> Task directions: Copy the passage of the show-bike forum thread between "That second bike" and "without the work.", inclusive, changing "money" to "cash".

··· Selected extract

That second bike (twisted toy) has 13 gs in it. If u want to win there is no way of getting around spending alot of money on ur bike. U cant get the glory without the work.


----------



## TonyO (Apr 8, 2002)

> _Originally posted by LEGIONSofTEXAS_@Nov 17 2004, 07:36 AM
> *not trying to hate on you or your club but why do u always stress "force people like other clubs do"?  yes im a member of Legions and yes we build what we want but there is a difference between a full show club and a club that rides everyday.  most of our members build to be the best in their class witch means u gotta build according to the point system. each person decides what their goals our and do what it takes to get to the top.
> [snapback]2420135[/snapback]​*


Exactly. There are clubs that build to ride and clubs that build to show. Its impossible to build a high quality show bike that you ride because you'll tear that shyt up, your plating will start to fade and you'll get scratches all up on your paint.

I ain't never heard of 2low4show's club before but if it sounds like his club is a build to ride that's all good ya know but don't be up in here talkin crap if it ain't done yet and you're still 2 years away from completion, you're just as bad as troub13 up in here and I can bet you his hater ass don't even got a bike to begin with!

······
··· Data extract

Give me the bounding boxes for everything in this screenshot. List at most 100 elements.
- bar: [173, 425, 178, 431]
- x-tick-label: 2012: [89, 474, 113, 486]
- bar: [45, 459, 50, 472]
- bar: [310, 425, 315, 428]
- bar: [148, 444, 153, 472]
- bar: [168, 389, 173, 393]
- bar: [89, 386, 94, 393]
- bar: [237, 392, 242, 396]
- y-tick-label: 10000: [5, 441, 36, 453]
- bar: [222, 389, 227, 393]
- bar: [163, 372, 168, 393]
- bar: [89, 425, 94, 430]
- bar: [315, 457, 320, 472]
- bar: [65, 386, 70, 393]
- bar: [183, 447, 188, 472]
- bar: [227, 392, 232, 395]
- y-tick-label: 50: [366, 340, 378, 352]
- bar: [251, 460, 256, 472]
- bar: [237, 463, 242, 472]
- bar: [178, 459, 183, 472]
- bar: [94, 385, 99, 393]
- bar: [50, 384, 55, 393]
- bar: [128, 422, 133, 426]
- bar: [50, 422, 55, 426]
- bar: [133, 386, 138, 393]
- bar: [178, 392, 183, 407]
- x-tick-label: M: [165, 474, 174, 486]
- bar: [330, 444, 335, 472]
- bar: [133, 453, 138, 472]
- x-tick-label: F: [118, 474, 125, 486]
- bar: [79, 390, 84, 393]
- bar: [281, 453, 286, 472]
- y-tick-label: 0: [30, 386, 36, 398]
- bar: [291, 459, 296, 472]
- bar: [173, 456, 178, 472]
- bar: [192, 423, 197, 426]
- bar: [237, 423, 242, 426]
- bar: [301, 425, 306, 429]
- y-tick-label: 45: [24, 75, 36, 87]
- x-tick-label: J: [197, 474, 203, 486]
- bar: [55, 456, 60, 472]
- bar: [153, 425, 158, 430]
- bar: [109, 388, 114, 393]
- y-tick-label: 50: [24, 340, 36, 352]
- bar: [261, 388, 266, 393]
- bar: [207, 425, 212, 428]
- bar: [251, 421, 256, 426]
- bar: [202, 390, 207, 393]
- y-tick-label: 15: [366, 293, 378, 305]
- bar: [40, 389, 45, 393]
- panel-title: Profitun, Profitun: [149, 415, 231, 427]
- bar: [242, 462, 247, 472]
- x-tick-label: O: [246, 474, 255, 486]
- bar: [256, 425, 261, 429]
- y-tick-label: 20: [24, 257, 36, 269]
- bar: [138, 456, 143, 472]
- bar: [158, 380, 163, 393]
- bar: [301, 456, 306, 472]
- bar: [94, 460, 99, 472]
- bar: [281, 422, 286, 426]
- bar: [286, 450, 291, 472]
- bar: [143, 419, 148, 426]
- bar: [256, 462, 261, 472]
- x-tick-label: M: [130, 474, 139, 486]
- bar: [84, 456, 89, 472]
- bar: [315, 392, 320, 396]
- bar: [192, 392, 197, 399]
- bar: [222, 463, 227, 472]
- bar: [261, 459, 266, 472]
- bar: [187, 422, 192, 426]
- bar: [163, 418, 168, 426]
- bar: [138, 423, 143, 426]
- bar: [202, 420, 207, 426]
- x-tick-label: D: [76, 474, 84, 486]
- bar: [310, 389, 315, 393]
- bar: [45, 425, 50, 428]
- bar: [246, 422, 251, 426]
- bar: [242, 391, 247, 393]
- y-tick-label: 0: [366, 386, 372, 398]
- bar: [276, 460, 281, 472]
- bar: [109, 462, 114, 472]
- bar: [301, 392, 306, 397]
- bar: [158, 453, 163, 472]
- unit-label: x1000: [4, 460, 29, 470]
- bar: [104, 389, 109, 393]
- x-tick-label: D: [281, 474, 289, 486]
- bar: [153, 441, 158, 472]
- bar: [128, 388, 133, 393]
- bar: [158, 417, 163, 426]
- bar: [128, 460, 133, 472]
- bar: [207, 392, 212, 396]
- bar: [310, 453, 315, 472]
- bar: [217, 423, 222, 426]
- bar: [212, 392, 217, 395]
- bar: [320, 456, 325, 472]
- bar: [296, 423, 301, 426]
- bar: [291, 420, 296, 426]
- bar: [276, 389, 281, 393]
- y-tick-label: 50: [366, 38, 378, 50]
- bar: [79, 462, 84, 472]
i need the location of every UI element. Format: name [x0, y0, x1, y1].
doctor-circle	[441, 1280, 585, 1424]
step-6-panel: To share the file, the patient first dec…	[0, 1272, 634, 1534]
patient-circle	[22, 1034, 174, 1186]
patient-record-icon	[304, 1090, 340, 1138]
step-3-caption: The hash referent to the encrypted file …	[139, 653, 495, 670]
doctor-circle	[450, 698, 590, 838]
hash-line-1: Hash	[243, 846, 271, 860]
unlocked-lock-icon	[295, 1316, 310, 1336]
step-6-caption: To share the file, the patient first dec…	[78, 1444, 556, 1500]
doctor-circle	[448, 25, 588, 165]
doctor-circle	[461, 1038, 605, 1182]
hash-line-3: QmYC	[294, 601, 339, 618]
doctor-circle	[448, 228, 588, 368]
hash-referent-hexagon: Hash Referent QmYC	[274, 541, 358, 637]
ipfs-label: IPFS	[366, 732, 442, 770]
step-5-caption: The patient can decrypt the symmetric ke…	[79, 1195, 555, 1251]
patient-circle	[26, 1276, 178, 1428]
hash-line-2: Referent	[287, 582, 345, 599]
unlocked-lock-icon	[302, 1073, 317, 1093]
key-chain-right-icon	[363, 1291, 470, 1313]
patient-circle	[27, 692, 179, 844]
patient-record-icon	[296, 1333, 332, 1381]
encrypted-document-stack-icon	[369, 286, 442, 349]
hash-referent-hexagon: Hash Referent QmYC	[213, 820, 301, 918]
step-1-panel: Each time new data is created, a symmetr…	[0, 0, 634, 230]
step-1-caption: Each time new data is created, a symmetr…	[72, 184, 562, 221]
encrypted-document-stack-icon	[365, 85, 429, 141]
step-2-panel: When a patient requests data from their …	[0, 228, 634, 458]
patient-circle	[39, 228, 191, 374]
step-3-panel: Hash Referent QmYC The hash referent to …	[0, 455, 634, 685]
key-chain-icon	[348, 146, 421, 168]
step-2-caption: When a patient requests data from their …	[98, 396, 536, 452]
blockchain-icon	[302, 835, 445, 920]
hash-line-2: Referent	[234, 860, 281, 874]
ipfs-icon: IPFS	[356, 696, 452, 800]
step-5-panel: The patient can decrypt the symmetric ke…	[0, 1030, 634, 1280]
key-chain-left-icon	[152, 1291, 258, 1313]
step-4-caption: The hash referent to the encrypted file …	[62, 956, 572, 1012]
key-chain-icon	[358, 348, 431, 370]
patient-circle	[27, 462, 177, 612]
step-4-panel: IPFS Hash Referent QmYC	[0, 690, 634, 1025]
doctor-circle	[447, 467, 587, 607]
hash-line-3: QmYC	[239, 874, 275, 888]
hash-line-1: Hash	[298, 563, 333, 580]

······

> Completed exercise:
That second bike (twisted toy) has 13 gs in it. If u want to win there is no way of getting around spending alot of cash on ur bike. U cant get the glory without the work.